Stated problem
From the listing below, copy every line with the word "FFFFFF".

Excerpted records
= = =

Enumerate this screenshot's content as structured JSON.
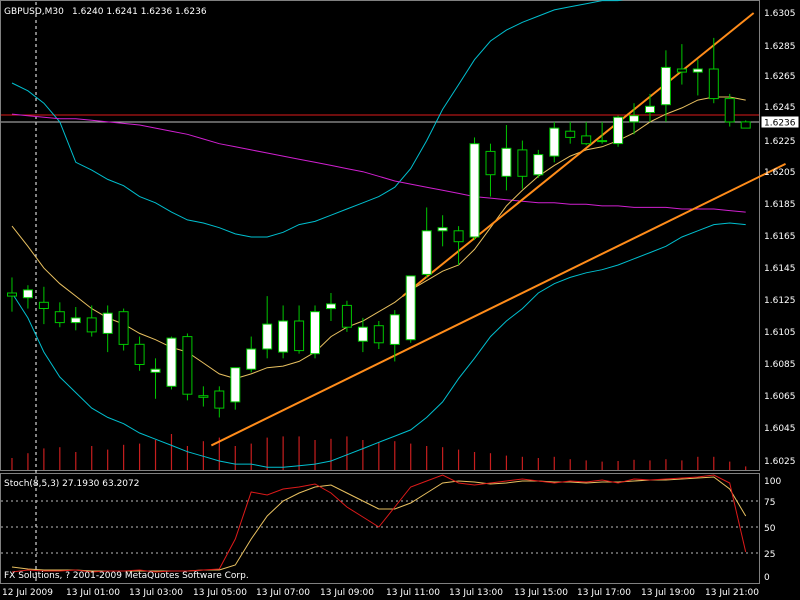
{
  "header": {
    "symbol": "GBPUSD,M30",
    "ohlc": "1.6240 1.6241 1.6236 1.6236"
  },
  "price_axis": {
    "labels": [
      "1.6305",
      "1.6285",
      "1.6265",
      "1.6245",
      "1.6225",
      "1.6205",
      "1.6185",
      "1.6165",
      "1.6145",
      "1.6125",
      "1.6105",
      "1.6085",
      "1.6065",
      "1.6045",
      "1.6025"
    ],
    "current_price": "1.6236"
  },
  "time_axis": {
    "labels": [
      "12 Jul 2009",
      "13 Jul 01:00",
      "13 Jul 03:00",
      "13 Jul 05:00",
      "13 Jul 07:00",
      "13 Jul 09:00",
      "13 Jul 11:00",
      "13 Jul 13:00",
      "13 Jul 15:00",
      "13 Jul 17:00",
      "13 Jul 19:00",
      "13 Jul 21:00"
    ]
  },
  "indicator": {
    "label": "Stoch(8,5,3) 27.1930 63.2072",
    "levels": [
      "100",
      "75",
      "50",
      "25",
      "0"
    ]
  },
  "copyright": "FX Solutions, ? 2001-2009 MetaQuotes Software Corp.",
  "colors": {
    "background": "#000000",
    "bull_candle": "#FFFFFF",
    "bear_candle": "#000000",
    "wick": "#00C800",
    "axis_text": "#FFFFFF",
    "bollinger": "#00BFCF",
    "ma_slow": "#D020D0",
    "ma_fast": "#E8C060",
    "channel": "#FF8C1A",
    "volume": "#C81E1E",
    "stoch_main": "#DD1A1A",
    "stoch_signal": "#E8C060",
    "price_line": "#DD1A1A"
  },
  "chart_data": {
    "type": "candlestick",
    "symbol": "GBPUSD",
    "timeframe": "M30",
    "ylim": [
      1.6022,
      1.631
    ],
    "candles": [
      {
        "o": 1.613,
        "h": 1.614,
        "l": 1.6118,
        "c": 1.6128
      },
      {
        "o": 1.6127,
        "h": 1.6135,
        "l": 1.612,
        "c": 1.6132
      },
      {
        "o": 1.6124,
        "h": 1.6134,
        "l": 1.611,
        "c": 1.612
      },
      {
        "o": 1.6118,
        "h": 1.6124,
        "l": 1.6108,
        "c": 1.6111
      },
      {
        "o": 1.6111,
        "h": 1.6121,
        "l": 1.6106,
        "c": 1.6114
      },
      {
        "o": 1.6114,
        "h": 1.6122,
        "l": 1.6102,
        "c": 1.6105
      },
      {
        "o": 1.6104,
        "h": 1.6122,
        "l": 1.6092,
        "c": 1.6117
      },
      {
        "o": 1.6118,
        "h": 1.612,
        "l": 1.6093,
        "c": 1.6097
      },
      {
        "o": 1.6097,
        "h": 1.6102,
        "l": 1.608,
        "c": 1.6084
      },
      {
        "o": 1.6079,
        "h": 1.6088,
        "l": 1.6062,
        "c": 1.6081
      },
      {
        "o": 1.607,
        "h": 1.6102,
        "l": 1.6068,
        "c": 1.6101
      },
      {
        "o": 1.6102,
        "h": 1.6104,
        "l": 1.6061,
        "c": 1.6065
      },
      {
        "o": 1.6064,
        "h": 1.607,
        "l": 1.6057,
        "c": 1.6063
      },
      {
        "o": 1.6067,
        "h": 1.607,
        "l": 1.605,
        "c": 1.6056
      },
      {
        "o": 1.606,
        "h": 1.6082,
        "l": 1.6055,
        "c": 1.6082
      },
      {
        "o": 1.6081,
        "h": 1.6102,
        "l": 1.6079,
        "c": 1.6094
      },
      {
        "o": 1.6094,
        "h": 1.6128,
        "l": 1.6088,
        "c": 1.611
      },
      {
        "o": 1.6092,
        "h": 1.6122,
        "l": 1.6088,
        "c": 1.6112
      },
      {
        "o": 1.6112,
        "h": 1.6122,
        "l": 1.6091,
        "c": 1.6093
      },
      {
        "o": 1.6091,
        "h": 1.6122,
        "l": 1.6088,
        "c": 1.6118
      },
      {
        "o": 1.612,
        "h": 1.613,
        "l": 1.6112,
        "c": 1.6123
      },
      {
        "o": 1.6122,
        "h": 1.6125,
        "l": 1.6105,
        "c": 1.6108
      },
      {
        "o": 1.6099,
        "h": 1.6114,
        "l": 1.6092,
        "c": 1.6108
      },
      {
        "o": 1.6109,
        "h": 1.6112,
        "l": 1.6094,
        "c": 1.6098
      },
      {
        "o": 1.6097,
        "h": 1.6119,
        "l": 1.6086,
        "c": 1.6116
      },
      {
        "o": 1.61,
        "h": 1.6141,
        "l": 1.6098,
        "c": 1.6141
      },
      {
        "o": 1.6142,
        "h": 1.6185,
        "l": 1.614,
        "c": 1.617
      },
      {
        "o": 1.617,
        "h": 1.618,
        "l": 1.616,
        "c": 1.6172
      },
      {
        "o": 1.617,
        "h": 1.6173,
        "l": 1.6148,
        "c": 1.6163
      },
      {
        "o": 1.6166,
        "h": 1.623,
        "l": 1.6164,
        "c": 1.6226
      },
      {
        "o": 1.6221,
        "h": 1.6226,
        "l": 1.6192,
        "c": 1.6206
      },
      {
        "o": 1.6205,
        "h": 1.6238,
        "l": 1.6196,
        "c": 1.6223
      },
      {
        "o": 1.6222,
        "h": 1.6228,
        "l": 1.6197,
        "c": 1.6205
      },
      {
        "o": 1.6206,
        "h": 1.6222,
        "l": 1.6204,
        "c": 1.6219
      },
      {
        "o": 1.6218,
        "h": 1.624,
        "l": 1.6214,
        "c": 1.6236
      },
      {
        "o": 1.6234,
        "h": 1.624,
        "l": 1.6226,
        "c": 1.623
      },
      {
        "o": 1.6231,
        "h": 1.624,
        "l": 1.6225,
        "c": 1.6226
      },
      {
        "o": 1.6228,
        "h": 1.624,
        "l": 1.6226,
        "c": 1.6228
      },
      {
        "o": 1.6226,
        "h": 1.6244,
        "l": 1.6224,
        "c": 1.6243
      },
      {
        "o": 1.624,
        "h": 1.6252,
        "l": 1.6232,
        "c": 1.6244
      },
      {
        "o": 1.6246,
        "h": 1.6258,
        "l": 1.624,
        "c": 1.625
      },
      {
        "o": 1.6251,
        "h": 1.6286,
        "l": 1.624,
        "c": 1.6275
      },
      {
        "o": 1.6274,
        "h": 1.629,
        "l": 1.6264,
        "c": 1.6272
      },
      {
        "o": 1.6272,
        "h": 1.628,
        "l": 1.6257,
        "c": 1.6274
      },
      {
        "o": 1.6274,
        "h": 1.6294,
        "l": 1.6252,
        "c": 1.6255
      },
      {
        "o": 1.6255,
        "h": 1.6258,
        "l": 1.6237,
        "c": 1.624
      },
      {
        "o": 1.624,
        "h": 1.6241,
        "l": 1.6236,
        "c": 1.6236
      }
    ],
    "volume_ylim": [
      0,
      100
    ],
    "volume": [
      20,
      28,
      36,
      38,
      30,
      40,
      34,
      42,
      44,
      50,
      60,
      40,
      48,
      54,
      40,
      44,
      54,
      56,
      56,
      50,
      52,
      56,
      50,
      46,
      48,
      44,
      40,
      38,
      34,
      30,
      28,
      24,
      22,
      20,
      22,
      18,
      16,
      14,
      15,
      17,
      16,
      18,
      16,
      22,
      22,
      14,
      6
    ],
    "stoch_ylim": [
      0,
      100
    ],
    "stoch_main": [
      7,
      9,
      8,
      8,
      9,
      7,
      8,
      8,
      9,
      7,
      8,
      8,
      9,
      10,
      40,
      87,
      84,
      90,
      92,
      95,
      86,
      72,
      62,
      52,
      72,
      92,
      98,
      104,
      96,
      94,
      96,
      98,
      100,
      98,
      96,
      98,
      97,
      99,
      96,
      100,
      99,
      100,
      101,
      102,
      104,
      96,
      27
    ],
    "stoch_signal": [
      12,
      10,
      9,
      9,
      9,
      8,
      8,
      8,
      8,
      8,
      8,
      8,
      9,
      9,
      14,
      40,
      63,
      78,
      86,
      92,
      94,
      86,
      78,
      70,
      70,
      76,
      86,
      96,
      98,
      97,
      95,
      96,
      98,
      98,
      97,
      97,
      96,
      97,
      97,
      98,
      99,
      99,
      100,
      101,
      102,
      90,
      63
    ],
    "bollinger_upper": [
      1.6265,
      1.626,
      1.6252,
      1.624,
      1.6214,
      1.6209,
      1.6203,
      1.6199,
      1.6192,
      1.6188,
      1.6182,
      1.6177,
      1.6175,
      1.6172,
      1.6168,
      1.6166,
      1.6166,
      1.6169,
      1.6174,
      1.6176,
      1.618,
      1.6184,
      1.6188,
      1.6192,
      1.6198,
      1.621,
      1.6228,
      1.6248,
      1.6264,
      1.628,
      1.6292,
      1.6299,
      1.6304,
      1.6308,
      1.6312,
      1.6314,
      1.6316,
      1.6318,
      1.6318,
      1.632,
      1.6322,
      1.6326,
      1.633,
      1.6332,
      1.6334,
      1.6336,
      1.6338
    ],
    "bollinger_lower": [
      1.613,
      1.6114,
      1.6092,
      1.6076,
      1.6066,
      1.6056,
      1.605,
      1.6046,
      1.604,
      1.6036,
      1.6032,
      1.6028,
      1.6025,
      1.6022,
      1.602,
      1.602,
      1.6018,
      1.6018,
      1.6019,
      1.602,
      1.6022,
      1.6026,
      1.603,
      1.6034,
      1.6038,
      1.6042,
      1.605,
      1.606,
      1.6075,
      1.6088,
      1.6102,
      1.6112,
      1.612,
      1.613,
      1.6136,
      1.614,
      1.6143,
      1.6145,
      1.6148,
      1.6152,
      1.6156,
      1.616,
      1.6166,
      1.617,
      1.6174,
      1.6175,
      1.6174
    ],
    "ma_fast": [
      1.6173,
      1.616,
      1.6146,
      1.6136,
      1.6128,
      1.612,
      1.6114,
      1.611,
      1.6104,
      1.61,
      1.6095,
      1.6092,
      1.6085,
      1.6078,
      1.6075,
      1.6078,
      1.6082,
      1.6083,
      1.6086,
      1.6092,
      1.6102,
      1.6108,
      1.6112,
      1.6118,
      1.6124,
      1.6132,
      1.6138,
      1.6144,
      1.6148,
      1.6158,
      1.6172,
      1.6186,
      1.6196,
      1.6205,
      1.6212,
      1.6218,
      1.6222,
      1.6224,
      1.6228,
      1.6233,
      1.624,
      1.6245,
      1.6249,
      1.6254,
      1.6256,
      1.6256,
      1.6254
    ],
    "ma_slow": [
      1.6245,
      1.6244,
      1.6243,
      1.6242,
      1.6242,
      1.6241,
      1.624,
      1.6239,
      1.6238,
      1.6236,
      1.6234,
      1.6232,
      1.6229,
      1.6226,
      1.6224,
      1.6222,
      1.622,
      1.6218,
      1.6216,
      1.6214,
      1.6212,
      1.621,
      1.6208,
      1.6205,
      1.6202,
      1.62,
      1.6198,
      1.6196,
      1.6194,
      1.6192,
      1.6191,
      1.619,
      1.6189,
      1.6188,
      1.6188,
      1.6187,
      1.6187,
      1.6186,
      1.6186,
      1.6185,
      1.6185,
      1.6185,
      1.6184,
      1.6184,
      1.6184,
      1.6183,
      1.6182
    ],
    "trendlines": [
      {
        "from": [
          25,
          1.6128
        ],
        "to": [
          47,
          1.631
        ]
      },
      {
        "from": [
          13,
          1.6032
        ],
        "to": [
          49,
          1.6213
        ]
      }
    ]
  }
}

= = =

The output
    "bull_candle": "#FFFFFF",
    "axis_text": "#FFFFFF",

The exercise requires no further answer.